**Task to complete:** Tally the lines containing the word "error", and report the tally alone.

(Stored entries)

------------------------------------

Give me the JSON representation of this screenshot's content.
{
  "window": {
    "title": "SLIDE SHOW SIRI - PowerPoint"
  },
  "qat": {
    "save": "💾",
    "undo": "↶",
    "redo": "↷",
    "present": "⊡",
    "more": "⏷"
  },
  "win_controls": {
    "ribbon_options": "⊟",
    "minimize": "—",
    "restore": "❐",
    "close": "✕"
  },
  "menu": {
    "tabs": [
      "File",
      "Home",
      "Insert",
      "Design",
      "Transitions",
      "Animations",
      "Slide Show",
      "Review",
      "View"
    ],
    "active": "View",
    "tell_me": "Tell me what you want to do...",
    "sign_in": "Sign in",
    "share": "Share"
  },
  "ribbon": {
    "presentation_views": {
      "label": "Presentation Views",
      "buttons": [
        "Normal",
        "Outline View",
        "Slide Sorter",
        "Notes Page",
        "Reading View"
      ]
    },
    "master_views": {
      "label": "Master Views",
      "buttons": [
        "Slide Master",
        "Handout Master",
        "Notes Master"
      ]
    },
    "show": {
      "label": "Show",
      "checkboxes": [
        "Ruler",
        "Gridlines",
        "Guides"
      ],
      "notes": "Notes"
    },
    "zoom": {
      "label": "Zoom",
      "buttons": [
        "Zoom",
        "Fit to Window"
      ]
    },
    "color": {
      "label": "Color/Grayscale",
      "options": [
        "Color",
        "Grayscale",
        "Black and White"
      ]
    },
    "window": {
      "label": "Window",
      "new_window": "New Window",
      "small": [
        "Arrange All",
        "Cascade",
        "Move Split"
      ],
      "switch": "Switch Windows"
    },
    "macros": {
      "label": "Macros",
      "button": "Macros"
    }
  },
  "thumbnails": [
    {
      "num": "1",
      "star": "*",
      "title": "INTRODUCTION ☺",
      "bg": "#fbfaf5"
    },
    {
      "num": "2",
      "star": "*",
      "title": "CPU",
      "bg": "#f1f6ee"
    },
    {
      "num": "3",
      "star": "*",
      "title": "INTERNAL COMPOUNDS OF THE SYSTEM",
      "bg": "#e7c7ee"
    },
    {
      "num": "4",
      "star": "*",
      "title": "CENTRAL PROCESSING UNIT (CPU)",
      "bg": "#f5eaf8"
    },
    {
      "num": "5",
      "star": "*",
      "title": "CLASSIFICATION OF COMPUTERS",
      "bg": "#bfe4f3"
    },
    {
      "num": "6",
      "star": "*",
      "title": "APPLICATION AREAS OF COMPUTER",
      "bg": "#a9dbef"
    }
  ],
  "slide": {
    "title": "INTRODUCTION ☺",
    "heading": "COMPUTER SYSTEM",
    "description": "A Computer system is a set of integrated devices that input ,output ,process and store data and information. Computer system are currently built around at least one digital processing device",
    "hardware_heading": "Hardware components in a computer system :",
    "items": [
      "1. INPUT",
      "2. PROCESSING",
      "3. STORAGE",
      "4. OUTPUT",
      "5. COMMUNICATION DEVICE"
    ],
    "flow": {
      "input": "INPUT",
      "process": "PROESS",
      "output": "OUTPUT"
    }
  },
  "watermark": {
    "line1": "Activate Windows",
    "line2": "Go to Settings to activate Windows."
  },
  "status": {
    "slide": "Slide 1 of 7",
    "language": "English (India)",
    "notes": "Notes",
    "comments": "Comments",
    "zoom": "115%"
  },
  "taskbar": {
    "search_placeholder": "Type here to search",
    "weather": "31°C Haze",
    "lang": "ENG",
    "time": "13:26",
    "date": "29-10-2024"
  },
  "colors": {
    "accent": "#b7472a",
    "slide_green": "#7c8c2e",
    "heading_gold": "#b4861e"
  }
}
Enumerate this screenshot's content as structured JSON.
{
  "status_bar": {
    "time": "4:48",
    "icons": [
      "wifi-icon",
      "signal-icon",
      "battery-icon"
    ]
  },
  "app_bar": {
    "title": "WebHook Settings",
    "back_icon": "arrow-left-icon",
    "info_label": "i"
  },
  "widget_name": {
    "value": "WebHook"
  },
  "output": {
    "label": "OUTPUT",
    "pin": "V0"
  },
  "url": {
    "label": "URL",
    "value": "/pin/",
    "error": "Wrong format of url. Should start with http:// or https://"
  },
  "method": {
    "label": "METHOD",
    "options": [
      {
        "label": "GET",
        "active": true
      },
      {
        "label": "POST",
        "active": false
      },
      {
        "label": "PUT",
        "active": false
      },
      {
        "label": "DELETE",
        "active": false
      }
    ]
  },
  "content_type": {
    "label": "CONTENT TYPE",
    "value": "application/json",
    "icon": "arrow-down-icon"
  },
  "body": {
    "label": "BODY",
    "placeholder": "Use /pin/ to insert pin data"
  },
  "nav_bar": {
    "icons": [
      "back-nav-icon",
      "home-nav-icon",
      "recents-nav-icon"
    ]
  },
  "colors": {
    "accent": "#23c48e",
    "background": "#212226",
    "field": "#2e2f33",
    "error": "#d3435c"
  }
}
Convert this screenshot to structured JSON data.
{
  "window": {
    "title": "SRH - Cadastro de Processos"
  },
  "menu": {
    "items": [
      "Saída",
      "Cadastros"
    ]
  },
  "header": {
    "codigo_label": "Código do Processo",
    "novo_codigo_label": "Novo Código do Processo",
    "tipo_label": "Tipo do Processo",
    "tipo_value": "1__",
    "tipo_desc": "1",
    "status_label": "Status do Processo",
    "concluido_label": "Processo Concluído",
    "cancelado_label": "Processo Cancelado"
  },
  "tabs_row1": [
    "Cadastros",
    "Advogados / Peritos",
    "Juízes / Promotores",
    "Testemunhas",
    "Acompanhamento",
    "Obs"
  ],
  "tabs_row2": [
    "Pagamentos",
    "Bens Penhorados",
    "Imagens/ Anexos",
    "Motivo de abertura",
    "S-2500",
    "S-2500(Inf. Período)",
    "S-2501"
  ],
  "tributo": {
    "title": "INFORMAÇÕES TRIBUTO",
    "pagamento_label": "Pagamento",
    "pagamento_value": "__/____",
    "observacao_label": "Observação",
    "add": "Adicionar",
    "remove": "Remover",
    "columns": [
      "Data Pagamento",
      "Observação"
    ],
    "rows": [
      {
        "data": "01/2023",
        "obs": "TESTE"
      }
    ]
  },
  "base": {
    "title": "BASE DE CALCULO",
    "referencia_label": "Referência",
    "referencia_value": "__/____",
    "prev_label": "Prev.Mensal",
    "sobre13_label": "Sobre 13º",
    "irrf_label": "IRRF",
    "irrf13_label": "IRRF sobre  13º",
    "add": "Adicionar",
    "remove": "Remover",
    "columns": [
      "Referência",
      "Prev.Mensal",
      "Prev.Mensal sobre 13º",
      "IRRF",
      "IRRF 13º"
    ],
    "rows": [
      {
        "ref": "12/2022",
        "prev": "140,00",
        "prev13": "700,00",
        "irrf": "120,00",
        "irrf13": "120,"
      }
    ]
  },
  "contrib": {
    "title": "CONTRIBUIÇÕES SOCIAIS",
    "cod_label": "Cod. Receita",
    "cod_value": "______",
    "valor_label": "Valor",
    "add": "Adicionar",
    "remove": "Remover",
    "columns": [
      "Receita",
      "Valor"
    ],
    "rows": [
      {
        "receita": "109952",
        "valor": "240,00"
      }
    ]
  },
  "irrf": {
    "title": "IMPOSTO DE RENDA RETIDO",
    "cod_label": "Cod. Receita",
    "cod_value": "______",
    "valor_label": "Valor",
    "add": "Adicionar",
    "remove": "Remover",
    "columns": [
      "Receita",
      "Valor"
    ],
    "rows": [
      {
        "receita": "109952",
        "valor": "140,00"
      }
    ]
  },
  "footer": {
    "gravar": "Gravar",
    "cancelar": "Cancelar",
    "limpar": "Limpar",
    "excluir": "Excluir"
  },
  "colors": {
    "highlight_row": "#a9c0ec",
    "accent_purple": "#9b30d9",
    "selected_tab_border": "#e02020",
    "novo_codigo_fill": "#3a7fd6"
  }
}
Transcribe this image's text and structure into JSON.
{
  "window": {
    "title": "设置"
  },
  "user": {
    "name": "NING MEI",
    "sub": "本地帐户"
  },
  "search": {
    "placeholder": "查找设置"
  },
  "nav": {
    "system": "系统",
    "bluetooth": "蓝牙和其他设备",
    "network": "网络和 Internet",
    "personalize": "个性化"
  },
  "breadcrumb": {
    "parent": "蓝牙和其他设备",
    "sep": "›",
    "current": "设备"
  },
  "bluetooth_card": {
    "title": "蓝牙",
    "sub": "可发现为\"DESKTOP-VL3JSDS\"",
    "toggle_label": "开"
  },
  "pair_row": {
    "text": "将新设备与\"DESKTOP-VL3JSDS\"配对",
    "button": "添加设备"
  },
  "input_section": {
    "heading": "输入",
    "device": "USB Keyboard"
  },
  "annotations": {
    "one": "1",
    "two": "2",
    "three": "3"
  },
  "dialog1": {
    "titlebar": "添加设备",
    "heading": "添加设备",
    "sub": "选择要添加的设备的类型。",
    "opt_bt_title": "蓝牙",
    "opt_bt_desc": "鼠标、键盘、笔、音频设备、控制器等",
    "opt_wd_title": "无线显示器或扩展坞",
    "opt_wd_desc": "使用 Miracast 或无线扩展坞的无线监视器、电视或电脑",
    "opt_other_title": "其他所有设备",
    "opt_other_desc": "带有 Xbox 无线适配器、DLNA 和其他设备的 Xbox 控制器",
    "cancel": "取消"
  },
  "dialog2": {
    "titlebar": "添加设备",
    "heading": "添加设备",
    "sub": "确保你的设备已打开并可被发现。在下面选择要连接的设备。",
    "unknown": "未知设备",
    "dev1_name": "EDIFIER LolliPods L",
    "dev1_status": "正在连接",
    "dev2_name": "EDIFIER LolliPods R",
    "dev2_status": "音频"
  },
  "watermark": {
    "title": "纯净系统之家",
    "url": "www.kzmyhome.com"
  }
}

------------------------------------

**Task result:** 2